## [MATERIAL SHOWN]
+++++
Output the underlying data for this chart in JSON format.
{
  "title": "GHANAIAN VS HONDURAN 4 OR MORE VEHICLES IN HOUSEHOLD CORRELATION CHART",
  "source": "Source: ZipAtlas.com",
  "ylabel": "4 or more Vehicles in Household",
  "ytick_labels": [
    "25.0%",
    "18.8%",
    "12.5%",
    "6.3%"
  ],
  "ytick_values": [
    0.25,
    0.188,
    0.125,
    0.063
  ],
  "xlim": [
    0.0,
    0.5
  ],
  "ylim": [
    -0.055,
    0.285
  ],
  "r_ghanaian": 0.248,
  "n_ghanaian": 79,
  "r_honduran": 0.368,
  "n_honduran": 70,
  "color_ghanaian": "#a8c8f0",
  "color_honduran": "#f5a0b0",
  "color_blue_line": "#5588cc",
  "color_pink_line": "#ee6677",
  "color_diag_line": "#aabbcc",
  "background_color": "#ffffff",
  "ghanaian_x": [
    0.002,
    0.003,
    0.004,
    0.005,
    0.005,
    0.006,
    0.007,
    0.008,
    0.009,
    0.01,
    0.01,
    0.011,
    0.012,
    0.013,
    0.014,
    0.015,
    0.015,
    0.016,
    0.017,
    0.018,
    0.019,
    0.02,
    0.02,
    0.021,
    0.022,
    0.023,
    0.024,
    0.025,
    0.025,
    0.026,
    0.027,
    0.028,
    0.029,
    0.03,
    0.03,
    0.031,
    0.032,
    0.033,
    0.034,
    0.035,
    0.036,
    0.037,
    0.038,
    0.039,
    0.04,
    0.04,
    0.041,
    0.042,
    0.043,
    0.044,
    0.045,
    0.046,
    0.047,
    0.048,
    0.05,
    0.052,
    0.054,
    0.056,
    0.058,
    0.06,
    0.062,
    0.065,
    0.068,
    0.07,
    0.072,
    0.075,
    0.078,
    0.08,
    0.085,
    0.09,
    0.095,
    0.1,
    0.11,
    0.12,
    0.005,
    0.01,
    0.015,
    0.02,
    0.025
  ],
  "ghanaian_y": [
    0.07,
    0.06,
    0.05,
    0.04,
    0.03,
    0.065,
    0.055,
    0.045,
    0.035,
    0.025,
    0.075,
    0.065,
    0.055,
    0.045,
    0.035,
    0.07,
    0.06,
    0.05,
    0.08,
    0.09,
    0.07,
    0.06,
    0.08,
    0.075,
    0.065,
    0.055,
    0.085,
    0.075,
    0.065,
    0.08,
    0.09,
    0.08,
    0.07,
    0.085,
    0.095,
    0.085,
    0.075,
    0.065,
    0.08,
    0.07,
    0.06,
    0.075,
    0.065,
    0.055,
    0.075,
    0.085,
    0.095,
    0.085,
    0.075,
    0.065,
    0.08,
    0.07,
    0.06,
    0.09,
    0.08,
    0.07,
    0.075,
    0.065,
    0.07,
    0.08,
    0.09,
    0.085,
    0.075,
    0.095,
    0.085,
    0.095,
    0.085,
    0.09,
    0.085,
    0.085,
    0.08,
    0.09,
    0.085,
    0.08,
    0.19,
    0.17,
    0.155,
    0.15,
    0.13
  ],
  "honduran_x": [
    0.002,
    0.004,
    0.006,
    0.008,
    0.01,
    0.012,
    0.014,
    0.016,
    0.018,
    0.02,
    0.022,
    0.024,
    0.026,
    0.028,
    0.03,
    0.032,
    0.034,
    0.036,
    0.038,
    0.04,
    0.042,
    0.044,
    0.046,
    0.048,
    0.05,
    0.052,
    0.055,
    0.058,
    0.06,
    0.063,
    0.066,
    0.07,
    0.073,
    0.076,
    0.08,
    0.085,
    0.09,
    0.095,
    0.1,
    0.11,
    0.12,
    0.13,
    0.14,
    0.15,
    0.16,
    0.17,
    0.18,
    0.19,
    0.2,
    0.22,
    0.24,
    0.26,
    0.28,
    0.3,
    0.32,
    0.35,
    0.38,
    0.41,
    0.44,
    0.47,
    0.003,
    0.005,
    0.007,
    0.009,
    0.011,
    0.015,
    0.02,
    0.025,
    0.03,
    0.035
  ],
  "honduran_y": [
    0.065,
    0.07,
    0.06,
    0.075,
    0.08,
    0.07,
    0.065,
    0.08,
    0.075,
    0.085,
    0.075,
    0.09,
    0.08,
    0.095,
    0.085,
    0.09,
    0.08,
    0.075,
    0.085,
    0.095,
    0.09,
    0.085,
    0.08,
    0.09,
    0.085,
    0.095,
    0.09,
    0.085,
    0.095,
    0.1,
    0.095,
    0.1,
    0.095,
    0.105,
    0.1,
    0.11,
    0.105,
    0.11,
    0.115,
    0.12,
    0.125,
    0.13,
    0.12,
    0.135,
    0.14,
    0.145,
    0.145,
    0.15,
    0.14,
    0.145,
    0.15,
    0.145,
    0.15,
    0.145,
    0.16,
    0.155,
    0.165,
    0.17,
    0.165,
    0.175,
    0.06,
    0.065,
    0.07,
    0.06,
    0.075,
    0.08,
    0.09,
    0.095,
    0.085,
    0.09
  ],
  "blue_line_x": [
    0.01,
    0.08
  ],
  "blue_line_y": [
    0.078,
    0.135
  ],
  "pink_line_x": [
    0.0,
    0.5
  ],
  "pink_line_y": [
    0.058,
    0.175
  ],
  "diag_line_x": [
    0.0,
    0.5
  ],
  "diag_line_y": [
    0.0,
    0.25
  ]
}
+++++
## [BRIEF]
Type the material above out again, exactly.

## [THE COMPLETED TASK]
Output the underlying data for this chart in JSON format.
{
  "title": "GHANAIAN VS HONDURAN 4 OR MORE VEHICLES IN HOUSEHOLD CORRELATION CHART",
  "source": "Source: ZipAtlas.com",
  "ylabel": "4 or more Vehicles in Household",
  "ytick_labels": [
    "25.0%",
    "18.8%",
    "12.5%",
    "6.3%"
  ],
  "ytick_values": [
    0.25,
    0.188,
    0.125,
    0.063
  ],
  "xlim": [
    0.0,
    0.5
  ],
  "ylim": [
    -0.055,
    0.285
  ],
  "r_ghanaian": 0.248,
  "n_ghanaian": 79,
  "r_honduran": 0.368,
  "n_honduran": 70,
  "color_ghanaian": "#a8c8f0",
  "color_honduran": "#f5a0b0",
  "color_blue_line": "#5588cc",
  "color_pink_line": "#ee6677",
  "color_diag_line": "#aabbcc",
  "background_color": "#ffffff",
  "ghanaian_x": [
    0.002,
    0.003,
    0.004,
    0.005,
    0.005,
    0.006,
    0.007,
    0.008,
    0.009,
    0.01,
    0.01,
    0.011,
    0.012,
    0.013,
    0.014,
    0.015,
    0.015,
    0.016,
    0.017,
    0.018,
    0.019,
    0.02,
    0.02,
    0.021,
    0.022,
    0.023,
    0.024,
    0.025,
    0.025,
    0.026,
    0.027,
    0.028,
    0.029,
    0.03,
    0.03,
    0.031,
    0.032,
    0.033,
    0.034,
    0.035,
    0.036,
    0.037,
    0.038,
    0.039,
    0.04,
    0.04,
    0.041,
    0.042,
    0.043,
    0.044,
    0.045,
    0.046,
    0.047,
    0.048,
    0.05,
    0.052,
    0.054,
    0.056,
    0.058,
    0.06,
    0.062,
    0.065,
    0.068,
    0.07,
    0.072,
    0.075,
    0.078,
    0.08,
    0.085,
    0.09,
    0.095,
    0.1,
    0.11,
    0.12,
    0.005,
    0.01,
    0.015,
    0.02,
    0.025
  ],
  "ghanaian_y": [
    0.07,
    0.06,
    0.05,
    0.04,
    0.03,
    0.065,
    0.055,
    0.045,
    0.035,
    0.025,
    0.075,
    0.065,
    0.055,
    0.045,
    0.035,
    0.07,
    0.06,
    0.05,
    0.08,
    0.09,
    0.07,
    0.06,
    0.08,
    0.075,
    0.065,
    0.055,
    0.085,
    0.075,
    0.065,
    0.08,
    0.09,
    0.08,
    0.07,
    0.085,
    0.095,
    0.085,
    0.075,
    0.065,
    0.08,
    0.07,
    0.06,
    0.075,
    0.065,
    0.055,
    0.075,
    0.085,
    0.095,
    0.085,
    0.075,
    0.065,
    0.08,
    0.07,
    0.06,
    0.09,
    0.08,
    0.07,
    0.075,
    0.065,
    0.07,
    0.08,
    0.09,
    0.085,
    0.075,
    0.095,
    0.085,
    0.095,
    0.085,
    0.09,
    0.085,
    0.085,
    0.08,
    0.09,
    0.085,
    0.08,
    0.19,
    0.17,
    0.155,
    0.15,
    0.13
  ],
  "honduran_x": [
    0.002,
    0.004,
    0.006,
    0.008,
    0.01,
    0.012,
    0.014,
    0.016,
    0.018,
    0.02,
    0.022,
    0.024,
    0.026,
    0.028,
    0.03,
    0.032,
    0.034,
    0.036,
    0.038,
    0.04,
    0.042,
    0.044,
    0.046,
    0.048,
    0.05,
    0.052,
    0.055,
    0.058,
    0.06,
    0.063,
    0.066,
    0.07,
    0.073,
    0.076,
    0.08,
    0.085,
    0.09,
    0.095,
    0.1,
    0.11,
    0.12,
    0.13,
    0.14,
    0.15,
    0.16,
    0.17,
    0.18,
    0.19,
    0.2,
    0.22,
    0.24,
    0.26,
    0.28,
    0.3,
    0.32,
    0.35,
    0.38,
    0.41,
    0.44,
    0.47,
    0.003,
    0.005,
    0.007,
    0.009,
    0.011,
    0.015,
    0.02,
    0.025,
    0.03,
    0.035
  ],
  "honduran_y": [
    0.065,
    0.07,
    0.06,
    0.075,
    0.08,
    0.07,
    0.065,
    0.08,
    0.075,
    0.085,
    0.075,
    0.09,
    0.08,
    0.095,
    0.085,
    0.09,
    0.08,
    0.075,
    0.085,
    0.095,
    0.09,
    0.085,
    0.08,
    0.09,
    0.085,
    0.095,
    0.09,
    0.085,
    0.095,
    0.1,
    0.095,
    0.1,
    0.095,
    0.105,
    0.1,
    0.11,
    0.105,
    0.11,
    0.115,
    0.12,
    0.125,
    0.13,
    0.12,
    0.135,
    0.14,
    0.145,
    0.145,
    0.15,
    0.14,
    0.145,
    0.15,
    0.145,
    0.15,
    0.145,
    0.16,
    0.155,
    0.165,
    0.17,
    0.165,
    0.175,
    0.06,
    0.065,
    0.07,
    0.06,
    0.075,
    0.08,
    0.09,
    0.095,
    0.085,
    0.09
  ],
  "blue_line_x": [
    0.01,
    0.08
  ],
  "blue_line_y": [
    0.078,
    0.135
  ],
  "pink_line_x": [
    0.0,
    0.5
  ],
  "pink_line_y": [
    0.058,
    0.175
  ],
  "diag_line_x": [
    0.0,
    0.5
  ],
  "diag_line_y": [
    0.0,
    0.25
  ]
}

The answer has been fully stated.